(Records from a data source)
§ §

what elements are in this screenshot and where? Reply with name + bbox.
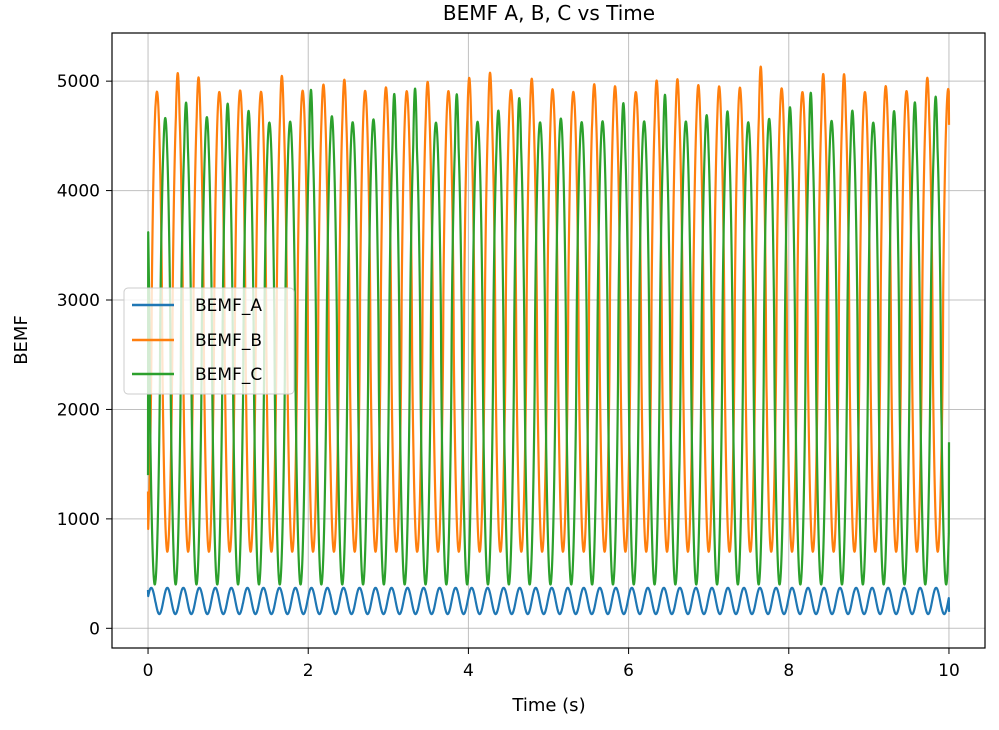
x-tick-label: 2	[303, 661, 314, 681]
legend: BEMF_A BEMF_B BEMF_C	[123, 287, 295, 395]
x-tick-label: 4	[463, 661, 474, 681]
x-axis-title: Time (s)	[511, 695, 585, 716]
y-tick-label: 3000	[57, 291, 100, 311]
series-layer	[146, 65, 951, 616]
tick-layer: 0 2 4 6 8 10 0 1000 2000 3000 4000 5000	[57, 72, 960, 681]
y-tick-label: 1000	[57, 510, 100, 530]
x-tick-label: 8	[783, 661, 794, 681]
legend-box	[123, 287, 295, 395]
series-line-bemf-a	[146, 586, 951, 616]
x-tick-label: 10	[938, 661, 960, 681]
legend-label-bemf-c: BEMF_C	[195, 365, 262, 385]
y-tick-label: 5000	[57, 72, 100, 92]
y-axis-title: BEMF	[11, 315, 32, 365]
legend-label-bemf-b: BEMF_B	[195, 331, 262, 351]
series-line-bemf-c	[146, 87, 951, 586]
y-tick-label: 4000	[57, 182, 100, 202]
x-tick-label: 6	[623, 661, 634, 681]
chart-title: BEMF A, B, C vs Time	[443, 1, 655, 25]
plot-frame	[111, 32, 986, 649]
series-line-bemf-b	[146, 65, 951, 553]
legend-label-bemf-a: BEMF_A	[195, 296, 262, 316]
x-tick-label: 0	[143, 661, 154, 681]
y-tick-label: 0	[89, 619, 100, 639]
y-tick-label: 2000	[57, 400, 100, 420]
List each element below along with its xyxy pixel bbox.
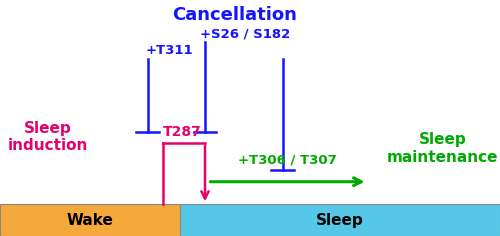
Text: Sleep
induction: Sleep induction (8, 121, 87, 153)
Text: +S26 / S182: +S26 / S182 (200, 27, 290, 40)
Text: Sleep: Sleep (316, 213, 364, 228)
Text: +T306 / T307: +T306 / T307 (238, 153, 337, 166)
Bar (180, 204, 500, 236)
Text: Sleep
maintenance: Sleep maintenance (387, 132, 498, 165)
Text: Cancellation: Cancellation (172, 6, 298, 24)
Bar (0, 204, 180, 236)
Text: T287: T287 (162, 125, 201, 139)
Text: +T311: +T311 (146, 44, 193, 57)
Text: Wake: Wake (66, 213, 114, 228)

§ §

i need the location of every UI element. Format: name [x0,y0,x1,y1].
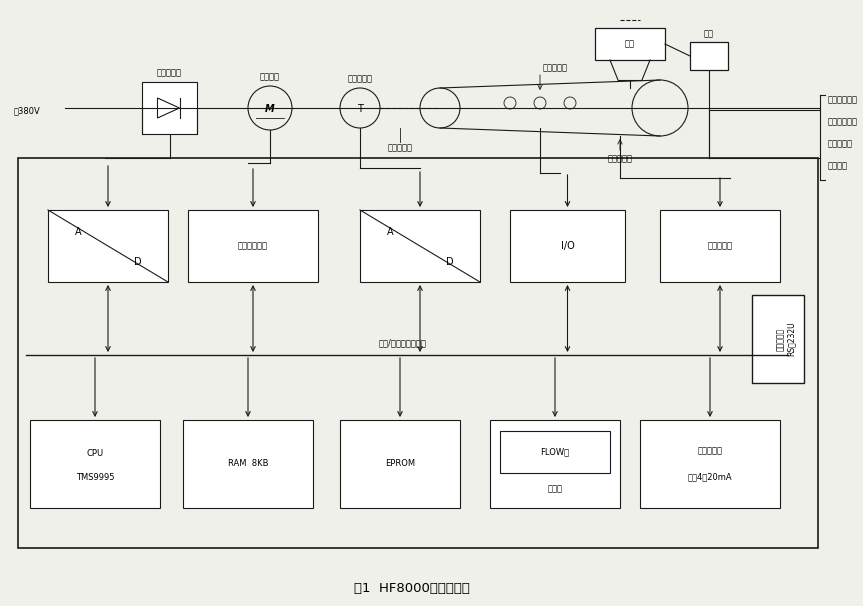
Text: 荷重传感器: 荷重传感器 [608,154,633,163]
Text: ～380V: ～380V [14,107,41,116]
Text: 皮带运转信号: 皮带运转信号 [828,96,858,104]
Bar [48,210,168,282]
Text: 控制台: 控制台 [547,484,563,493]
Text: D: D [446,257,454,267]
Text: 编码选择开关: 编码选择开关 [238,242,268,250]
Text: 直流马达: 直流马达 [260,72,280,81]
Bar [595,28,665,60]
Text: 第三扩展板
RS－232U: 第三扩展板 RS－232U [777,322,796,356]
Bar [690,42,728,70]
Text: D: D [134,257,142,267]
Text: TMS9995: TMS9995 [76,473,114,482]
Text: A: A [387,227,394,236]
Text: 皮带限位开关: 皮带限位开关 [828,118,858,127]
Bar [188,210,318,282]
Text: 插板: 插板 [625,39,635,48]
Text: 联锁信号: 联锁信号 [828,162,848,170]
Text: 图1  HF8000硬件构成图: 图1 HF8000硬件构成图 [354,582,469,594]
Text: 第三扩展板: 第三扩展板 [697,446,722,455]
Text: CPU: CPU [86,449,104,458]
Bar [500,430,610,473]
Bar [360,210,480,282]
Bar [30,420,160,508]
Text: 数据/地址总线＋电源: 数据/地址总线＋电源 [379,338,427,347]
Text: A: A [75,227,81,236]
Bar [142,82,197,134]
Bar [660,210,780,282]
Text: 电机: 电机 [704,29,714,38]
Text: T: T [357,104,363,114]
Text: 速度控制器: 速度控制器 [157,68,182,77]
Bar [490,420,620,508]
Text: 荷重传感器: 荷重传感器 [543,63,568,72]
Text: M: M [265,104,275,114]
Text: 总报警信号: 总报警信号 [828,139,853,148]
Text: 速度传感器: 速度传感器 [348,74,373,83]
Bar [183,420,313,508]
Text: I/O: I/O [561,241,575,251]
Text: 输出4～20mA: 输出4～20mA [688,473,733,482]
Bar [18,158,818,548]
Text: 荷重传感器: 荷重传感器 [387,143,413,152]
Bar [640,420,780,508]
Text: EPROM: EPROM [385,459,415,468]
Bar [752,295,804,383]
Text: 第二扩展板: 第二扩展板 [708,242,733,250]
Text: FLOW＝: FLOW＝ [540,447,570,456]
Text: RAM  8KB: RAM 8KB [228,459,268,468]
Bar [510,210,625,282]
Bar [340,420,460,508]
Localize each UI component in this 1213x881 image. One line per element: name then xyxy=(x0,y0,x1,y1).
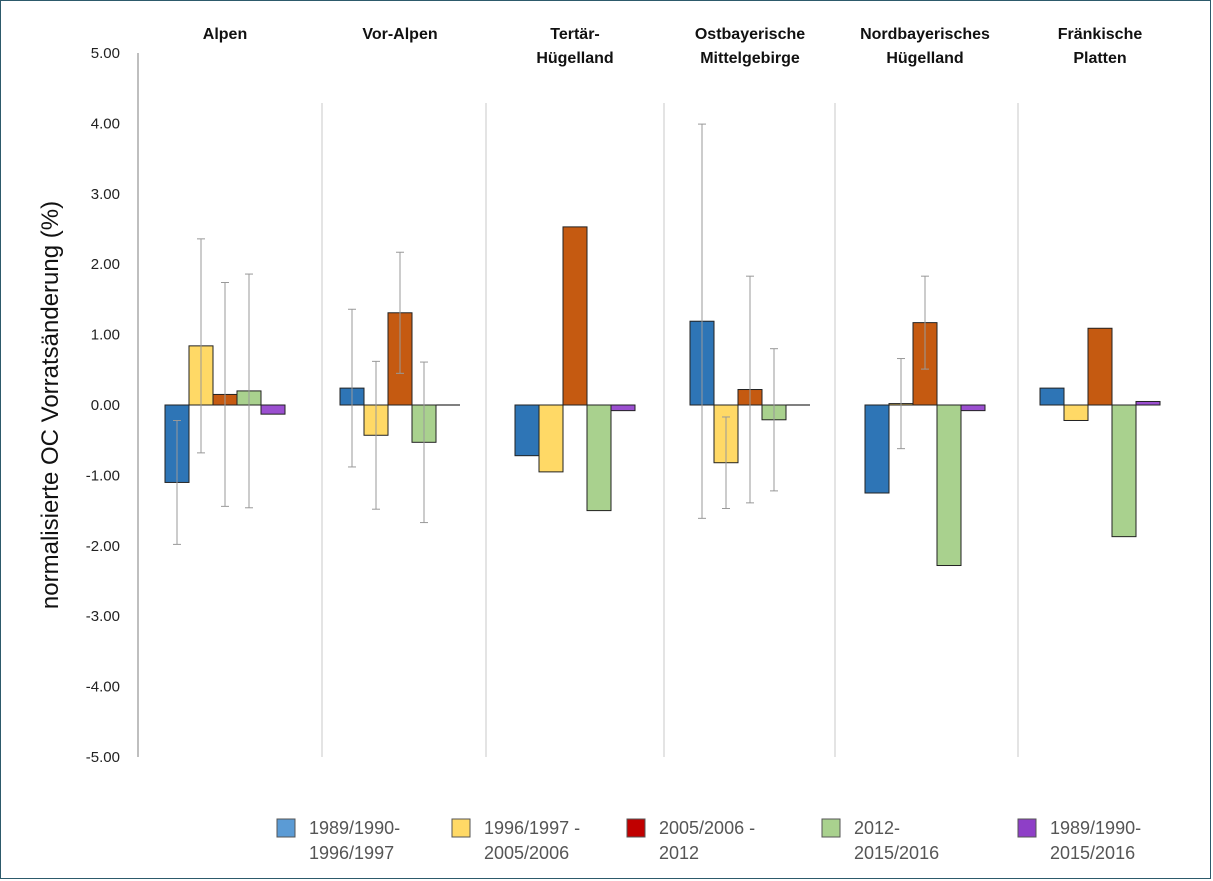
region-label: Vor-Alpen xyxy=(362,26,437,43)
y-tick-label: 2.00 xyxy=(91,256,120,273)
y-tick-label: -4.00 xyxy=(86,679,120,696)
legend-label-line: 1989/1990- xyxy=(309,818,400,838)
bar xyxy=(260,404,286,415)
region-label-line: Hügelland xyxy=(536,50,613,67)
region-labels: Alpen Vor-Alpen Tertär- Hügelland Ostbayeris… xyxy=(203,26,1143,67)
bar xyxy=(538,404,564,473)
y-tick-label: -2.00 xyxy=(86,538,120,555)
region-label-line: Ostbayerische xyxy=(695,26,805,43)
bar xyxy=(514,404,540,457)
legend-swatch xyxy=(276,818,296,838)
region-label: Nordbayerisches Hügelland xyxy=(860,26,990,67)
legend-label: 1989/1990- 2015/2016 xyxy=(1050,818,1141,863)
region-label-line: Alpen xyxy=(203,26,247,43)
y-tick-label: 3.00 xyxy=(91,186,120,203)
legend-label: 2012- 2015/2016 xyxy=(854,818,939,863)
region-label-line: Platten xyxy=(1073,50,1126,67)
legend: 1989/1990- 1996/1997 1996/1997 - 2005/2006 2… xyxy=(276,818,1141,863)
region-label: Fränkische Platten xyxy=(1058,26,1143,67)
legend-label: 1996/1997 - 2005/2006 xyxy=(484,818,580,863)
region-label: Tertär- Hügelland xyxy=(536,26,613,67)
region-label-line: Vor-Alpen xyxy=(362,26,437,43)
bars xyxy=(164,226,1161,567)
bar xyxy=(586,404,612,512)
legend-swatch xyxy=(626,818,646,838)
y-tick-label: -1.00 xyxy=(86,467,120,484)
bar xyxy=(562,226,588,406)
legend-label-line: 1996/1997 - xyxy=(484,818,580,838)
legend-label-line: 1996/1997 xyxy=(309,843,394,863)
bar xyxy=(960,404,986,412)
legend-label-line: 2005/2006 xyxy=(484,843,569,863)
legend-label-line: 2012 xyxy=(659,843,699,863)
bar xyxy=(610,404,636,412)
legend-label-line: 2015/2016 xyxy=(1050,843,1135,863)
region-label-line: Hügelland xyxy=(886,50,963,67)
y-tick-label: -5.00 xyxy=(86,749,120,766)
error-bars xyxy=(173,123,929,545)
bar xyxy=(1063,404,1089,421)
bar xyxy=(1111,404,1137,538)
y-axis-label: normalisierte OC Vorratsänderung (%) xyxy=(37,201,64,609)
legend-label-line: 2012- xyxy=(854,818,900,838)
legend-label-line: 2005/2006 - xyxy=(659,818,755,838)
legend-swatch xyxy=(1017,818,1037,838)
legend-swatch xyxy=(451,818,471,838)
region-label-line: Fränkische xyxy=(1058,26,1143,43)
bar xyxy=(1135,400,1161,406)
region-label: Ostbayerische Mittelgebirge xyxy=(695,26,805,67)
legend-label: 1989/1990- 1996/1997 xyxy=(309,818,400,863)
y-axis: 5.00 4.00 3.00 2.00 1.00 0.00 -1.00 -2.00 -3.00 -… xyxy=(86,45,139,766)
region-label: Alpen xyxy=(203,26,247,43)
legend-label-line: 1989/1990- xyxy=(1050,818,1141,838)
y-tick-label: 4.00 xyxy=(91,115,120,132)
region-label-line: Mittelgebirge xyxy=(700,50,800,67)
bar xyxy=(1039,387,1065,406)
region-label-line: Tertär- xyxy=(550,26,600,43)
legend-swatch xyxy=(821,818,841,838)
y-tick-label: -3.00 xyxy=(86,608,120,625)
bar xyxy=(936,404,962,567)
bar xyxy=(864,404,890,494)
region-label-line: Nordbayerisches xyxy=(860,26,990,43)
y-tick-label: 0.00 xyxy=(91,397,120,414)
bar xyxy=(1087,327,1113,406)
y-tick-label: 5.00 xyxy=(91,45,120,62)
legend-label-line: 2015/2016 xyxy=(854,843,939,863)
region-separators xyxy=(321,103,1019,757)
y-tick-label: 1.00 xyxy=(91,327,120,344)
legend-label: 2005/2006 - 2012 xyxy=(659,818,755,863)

§ §

EXERCISE BRIEF: Copy the material above word for word, starting with the line containing "what elements are" and continuing through the line containing "List each element", with both of those lines included. Leave the pictures out.

RESPONSE TO THIS EXERCISE:
what elements are in this screenshot and where? Reply with name + bbox.
x-tick-label: 2	[303, 661, 314, 681]
legend: BEMF_A BEMF_B BEMF_C	[123, 287, 295, 395]
x-tick-label: 4	[463, 661, 474, 681]
x-axis-title: Time (s)	[511, 695, 585, 716]
y-tick-label: 3000	[57, 291, 100, 311]
series-layer	[146, 65, 951, 616]
tick-layer: 0 2 4 6 8 10 0 1000 2000 3000 4000 5000	[57, 72, 960, 681]
y-tick-label: 1000	[57, 510, 100, 530]
x-tick-label: 8	[783, 661, 794, 681]
legend-box	[123, 287, 295, 395]
series-line-bemf-a	[146, 586, 951, 616]
x-tick-label: 10	[938, 661, 960, 681]
legend-label-bemf-c: BEMF_C	[195, 365, 262, 385]
y-tick-label: 5000	[57, 72, 100, 92]
y-axis-title: BEMF	[11, 315, 32, 365]
legend-label-bemf-b: BEMF_B	[195, 331, 262, 351]
series-line-bemf-c	[146, 87, 951, 586]
y-tick-label: 4000	[57, 182, 100, 202]
x-tick-label: 6	[623, 661, 634, 681]
chart-title: BEMF A, B, C vs Time	[443, 1, 655, 25]
plot-frame	[111, 32, 986, 649]
series-line-bemf-b	[146, 65, 951, 553]
legend-label-bemf-a: BEMF_A	[195, 296, 262, 316]
x-tick-label: 0	[143, 661, 154, 681]
y-tick-label: 0	[89, 619, 100, 639]
y-tick-label: 2000	[57, 400, 100, 420]
List each element below along with its xyxy pixel bbox.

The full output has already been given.